## START

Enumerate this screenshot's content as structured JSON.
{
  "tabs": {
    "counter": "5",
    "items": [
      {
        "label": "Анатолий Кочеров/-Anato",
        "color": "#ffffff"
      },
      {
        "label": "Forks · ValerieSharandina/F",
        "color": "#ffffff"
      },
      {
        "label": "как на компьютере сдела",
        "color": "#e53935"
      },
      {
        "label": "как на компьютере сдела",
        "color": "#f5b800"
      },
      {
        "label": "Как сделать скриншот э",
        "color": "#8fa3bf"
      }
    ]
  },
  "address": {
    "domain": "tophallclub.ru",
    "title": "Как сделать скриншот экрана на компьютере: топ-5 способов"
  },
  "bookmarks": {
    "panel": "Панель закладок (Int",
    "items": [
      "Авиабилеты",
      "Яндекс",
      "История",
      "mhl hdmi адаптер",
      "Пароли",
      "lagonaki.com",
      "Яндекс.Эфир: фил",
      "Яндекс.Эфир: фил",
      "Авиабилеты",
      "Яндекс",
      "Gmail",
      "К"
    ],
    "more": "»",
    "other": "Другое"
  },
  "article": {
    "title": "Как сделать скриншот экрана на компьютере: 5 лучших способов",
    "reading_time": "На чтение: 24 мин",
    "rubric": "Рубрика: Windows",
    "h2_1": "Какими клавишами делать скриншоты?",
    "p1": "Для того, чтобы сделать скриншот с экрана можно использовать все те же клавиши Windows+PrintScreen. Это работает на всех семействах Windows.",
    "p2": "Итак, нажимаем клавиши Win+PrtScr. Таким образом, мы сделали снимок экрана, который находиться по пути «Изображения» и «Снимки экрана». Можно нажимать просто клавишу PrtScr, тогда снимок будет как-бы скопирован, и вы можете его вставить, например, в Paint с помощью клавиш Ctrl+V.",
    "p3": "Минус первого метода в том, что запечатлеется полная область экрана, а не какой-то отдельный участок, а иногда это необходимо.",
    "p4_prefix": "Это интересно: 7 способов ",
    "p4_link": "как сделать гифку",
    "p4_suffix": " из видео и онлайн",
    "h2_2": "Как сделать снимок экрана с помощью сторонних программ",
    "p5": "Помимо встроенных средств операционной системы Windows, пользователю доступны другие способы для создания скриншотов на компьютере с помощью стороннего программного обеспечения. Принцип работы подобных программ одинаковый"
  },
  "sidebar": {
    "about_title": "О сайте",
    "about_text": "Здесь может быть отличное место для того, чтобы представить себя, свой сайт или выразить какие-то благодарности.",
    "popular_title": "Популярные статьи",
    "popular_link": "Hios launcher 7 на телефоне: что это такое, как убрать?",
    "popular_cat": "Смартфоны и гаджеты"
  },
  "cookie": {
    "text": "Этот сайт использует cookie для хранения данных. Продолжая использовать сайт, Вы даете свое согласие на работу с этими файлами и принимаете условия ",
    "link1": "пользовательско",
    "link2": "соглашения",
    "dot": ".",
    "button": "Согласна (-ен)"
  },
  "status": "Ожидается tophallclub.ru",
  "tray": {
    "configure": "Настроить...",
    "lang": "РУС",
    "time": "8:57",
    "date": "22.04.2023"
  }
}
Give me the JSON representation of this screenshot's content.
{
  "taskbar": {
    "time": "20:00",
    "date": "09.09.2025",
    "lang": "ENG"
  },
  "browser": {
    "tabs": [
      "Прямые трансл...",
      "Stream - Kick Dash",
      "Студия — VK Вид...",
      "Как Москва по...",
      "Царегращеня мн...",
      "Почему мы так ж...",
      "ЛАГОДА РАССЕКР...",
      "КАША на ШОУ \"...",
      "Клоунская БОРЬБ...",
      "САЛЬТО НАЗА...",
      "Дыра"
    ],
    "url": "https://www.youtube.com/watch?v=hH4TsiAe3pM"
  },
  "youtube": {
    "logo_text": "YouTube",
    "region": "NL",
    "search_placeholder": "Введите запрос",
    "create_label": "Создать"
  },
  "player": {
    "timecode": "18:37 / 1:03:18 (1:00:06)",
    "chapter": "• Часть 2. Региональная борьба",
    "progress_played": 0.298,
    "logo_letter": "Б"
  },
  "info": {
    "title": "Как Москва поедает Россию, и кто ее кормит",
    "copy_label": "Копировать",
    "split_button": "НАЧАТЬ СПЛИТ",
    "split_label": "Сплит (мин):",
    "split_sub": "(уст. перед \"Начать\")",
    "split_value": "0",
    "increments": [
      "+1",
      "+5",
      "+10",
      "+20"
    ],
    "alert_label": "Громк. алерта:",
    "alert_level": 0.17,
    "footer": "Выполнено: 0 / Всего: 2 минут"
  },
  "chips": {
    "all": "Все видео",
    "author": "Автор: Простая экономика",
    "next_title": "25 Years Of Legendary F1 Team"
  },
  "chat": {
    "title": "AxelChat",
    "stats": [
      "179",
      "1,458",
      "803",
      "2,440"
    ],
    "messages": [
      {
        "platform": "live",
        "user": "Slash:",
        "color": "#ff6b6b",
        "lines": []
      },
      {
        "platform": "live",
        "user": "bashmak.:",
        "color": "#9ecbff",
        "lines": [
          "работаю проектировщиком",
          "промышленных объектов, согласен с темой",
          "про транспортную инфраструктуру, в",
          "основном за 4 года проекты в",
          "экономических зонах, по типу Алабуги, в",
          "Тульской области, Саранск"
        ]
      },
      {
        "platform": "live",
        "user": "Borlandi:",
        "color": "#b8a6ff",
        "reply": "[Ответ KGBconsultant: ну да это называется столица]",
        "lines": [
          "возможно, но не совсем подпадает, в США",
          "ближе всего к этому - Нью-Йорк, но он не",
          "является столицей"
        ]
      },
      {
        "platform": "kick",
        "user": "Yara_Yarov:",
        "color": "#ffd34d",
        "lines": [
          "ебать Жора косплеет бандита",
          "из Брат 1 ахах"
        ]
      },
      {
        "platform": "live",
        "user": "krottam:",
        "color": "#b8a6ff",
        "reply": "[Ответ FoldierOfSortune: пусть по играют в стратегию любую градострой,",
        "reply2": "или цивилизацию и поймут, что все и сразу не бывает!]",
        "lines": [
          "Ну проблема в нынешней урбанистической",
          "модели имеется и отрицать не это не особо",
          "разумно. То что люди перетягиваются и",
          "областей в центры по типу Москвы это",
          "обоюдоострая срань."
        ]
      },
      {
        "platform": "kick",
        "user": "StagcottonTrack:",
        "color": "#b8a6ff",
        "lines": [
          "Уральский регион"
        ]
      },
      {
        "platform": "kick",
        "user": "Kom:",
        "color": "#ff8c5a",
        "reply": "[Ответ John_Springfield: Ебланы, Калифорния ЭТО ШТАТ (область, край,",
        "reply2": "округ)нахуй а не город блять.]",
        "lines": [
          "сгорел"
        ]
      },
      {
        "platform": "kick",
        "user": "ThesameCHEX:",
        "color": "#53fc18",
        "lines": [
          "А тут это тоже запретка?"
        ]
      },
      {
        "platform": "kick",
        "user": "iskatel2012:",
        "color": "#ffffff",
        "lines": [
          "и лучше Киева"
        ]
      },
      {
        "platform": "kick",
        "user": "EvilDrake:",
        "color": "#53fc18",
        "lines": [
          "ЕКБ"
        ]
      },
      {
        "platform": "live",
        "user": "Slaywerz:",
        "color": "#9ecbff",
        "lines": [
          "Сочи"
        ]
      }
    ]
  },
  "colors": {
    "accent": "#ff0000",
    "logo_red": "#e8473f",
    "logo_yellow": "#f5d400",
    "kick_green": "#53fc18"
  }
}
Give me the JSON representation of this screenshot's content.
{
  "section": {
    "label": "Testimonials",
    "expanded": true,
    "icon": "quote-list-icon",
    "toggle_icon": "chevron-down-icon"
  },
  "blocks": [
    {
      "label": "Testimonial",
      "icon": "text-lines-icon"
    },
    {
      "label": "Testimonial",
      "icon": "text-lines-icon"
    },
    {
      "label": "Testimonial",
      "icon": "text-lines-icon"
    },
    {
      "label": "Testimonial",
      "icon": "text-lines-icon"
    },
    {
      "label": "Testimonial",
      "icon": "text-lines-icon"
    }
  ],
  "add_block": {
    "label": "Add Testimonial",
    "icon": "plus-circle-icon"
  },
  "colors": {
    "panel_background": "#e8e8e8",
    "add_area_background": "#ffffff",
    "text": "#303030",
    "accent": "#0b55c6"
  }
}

## END

### WHAT TO DO
Lines containing the word "использовать" must all be returned from the material above.

### EXERCISE ANSWER
    "p1": "Для того, чтобы сделать скриншот с экрана можно использовать все те же клавиши Windows+PrintScreen. Это работает на всех семействах Windows.",
    "text": "Этот сайт использует cookie для хранения данных. Продолжая использовать сайт, Вы даете свое согласие на работу с этими файлами и принимаете условия ",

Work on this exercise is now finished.